------ Data supplied ------

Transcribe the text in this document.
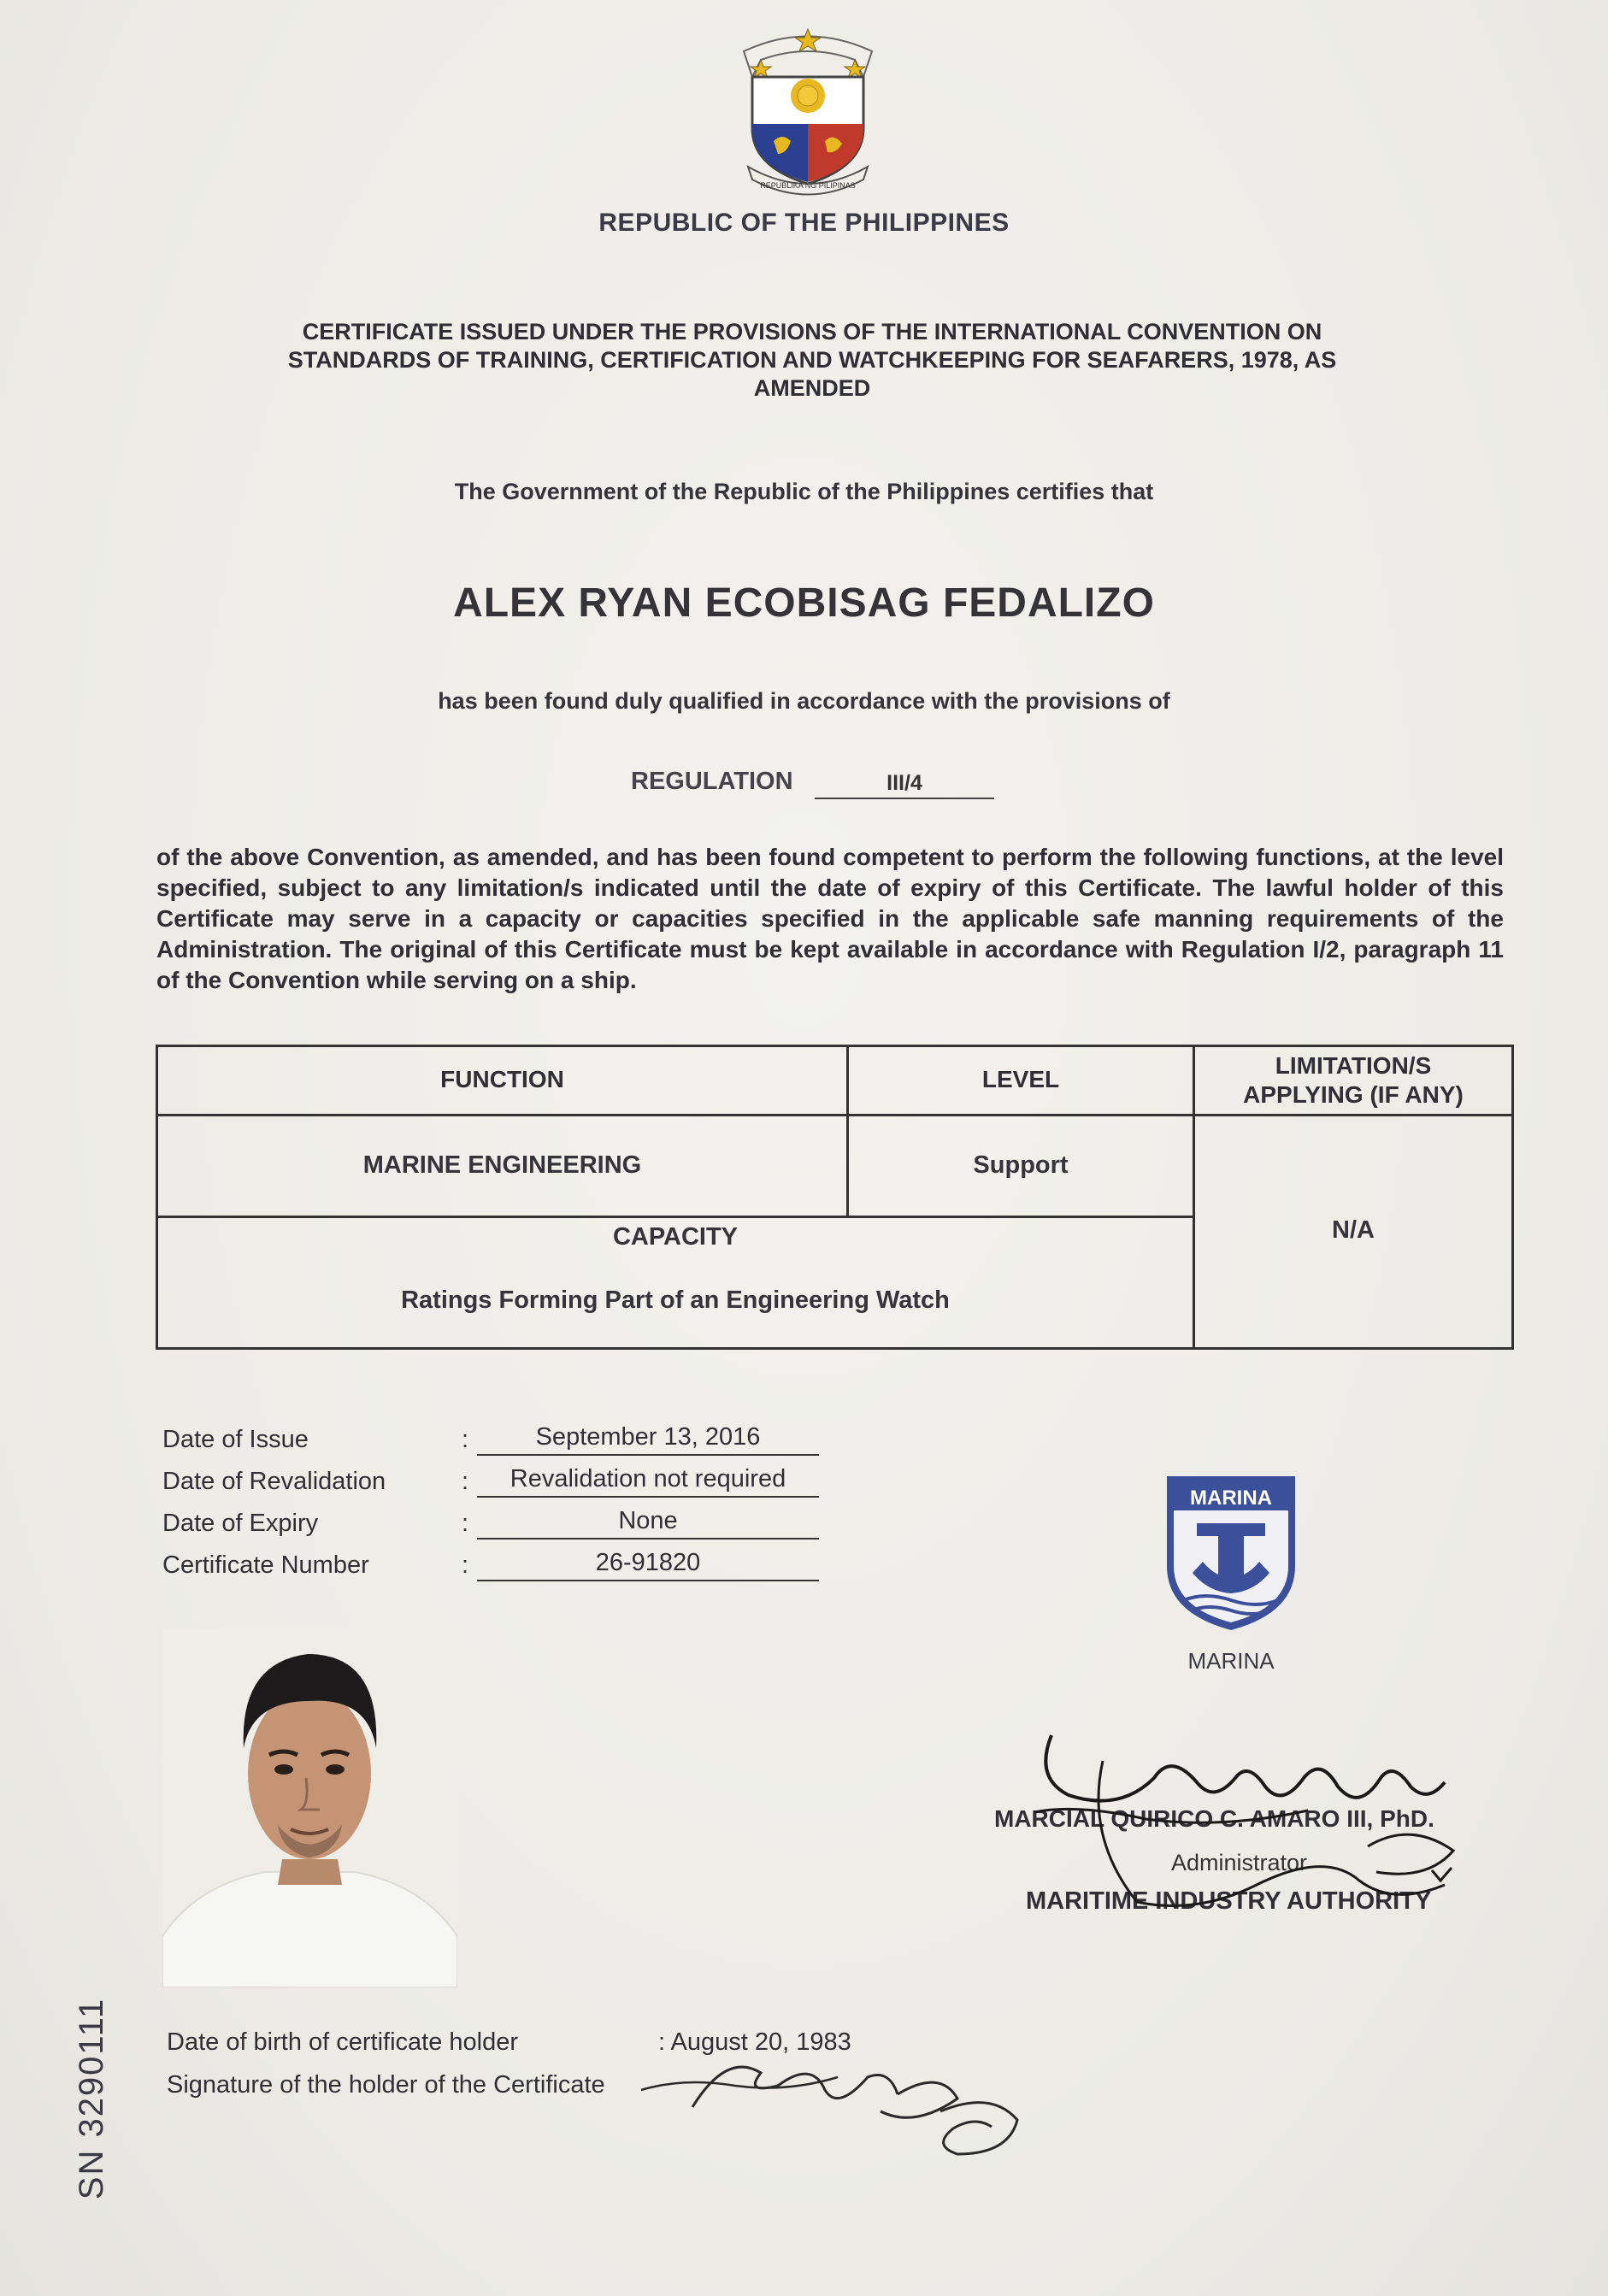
REPUBLIKA NG PILIPINAS
REPUBLIC OF THE PHILIPPINES
CERTIFICATE ISSUED UNDER THE PROVISIONS OF THE INTERNATIONAL CONVENTION ON STANDARDS OF TRAINING, CERTIFICATION AND WATCHKEEPING FOR SEAFARERS, 1978, AS AMENDED
The Government of the Republic of the Philippines certifies that
ALEX RYAN ECOBISAG FEDALIZO
has been found duly qualified in accordance with the provisions of
REGULATION	III/4
of the above Convention, as amended, and has been found competent to perform the following functions, at the level specified, subject to any limitation/s indicated until the date of expiry of this Certificate. The lawful holder of this Certificate may serve in a capacity or capacities specified in the applicable safe manning requirements of the Administration. The original of this Certificate must be kept available in accordance with Regulation I/2, paragraph 11 of the Convention while serving on a ship.
FUNCTION	LEVEL
LIMITATION/S
APPLYING (IF ANY)
MARINE ENGINEERING	Support
CAPACITY
Ratings Forming Part of an Engineering Watch
N/A
Date of Issue	:	September 13, 2016
Date of Revalidation	:	Revalidation not required
Date of Expiry	:	None
Certificate Number	:	26-91820
MARINA
MARINA
MARCIAL QUIRICO C. AMARO III, PhD.
Administrator
MARITIME INDUSTRY AUTHORITY
Date of birth of certificate holder	: August 20, 1983
Signature of the holder of the Certificate
SN 3290111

------

(Direction): Quote every line word for word and keep the images out of the copy.

(Answer to this problem):
Transcribe the text in this document.
REPUBLIKA NG PILIPINAS
REPUBLIC OF THE PHILIPPINES
CERTIFICATE ISSUED UNDER THE PROVISIONS OF THE INTERNATIONAL CONVENTION ON STANDARDS OF TRAINING, CERTIFICATION AND WATCHKEEPING FOR SEAFARERS, 1978, AS AMENDED
The Government of the Republic of the Philippines certifies that
ALEX RYAN ECOBISAG FEDALIZO
has been found duly qualified in accordance with the provisions of
REGULATION	III/4
of the above Convention, as amended, and has been found competent to perform the following functions, at the level specified, subject to any limitation/s indicated until the date of expiry of this Certificate. The lawful holder of this Certificate may serve in a capacity or capacities specified in the applicable safe manning requirements of the Administration. The original of this Certificate must be kept available in accordance with Regulation I/2, paragraph 11 of the Convention while serving on a ship.
FUNCTION	LEVEL
LIMITATION/S
APPLYING (IF ANY)
MARINE ENGINEERING	Support
CAPACITY
Ratings Forming Part of an Engineering Watch
N/A
Date of Issue	:	September 13, 2016
Date of Revalidation	:	Revalidation not required
Date of Expiry	:	None
Certificate Number	:	26-91820
MARINA
MARINA
MARCIAL QUIRICO C. AMARO III, PhD.
Administrator
MARITIME INDUSTRY AUTHORITY
Date of birth of certificate holder	: August 20, 1983
Signature of the holder of the Certificate
SN 3290111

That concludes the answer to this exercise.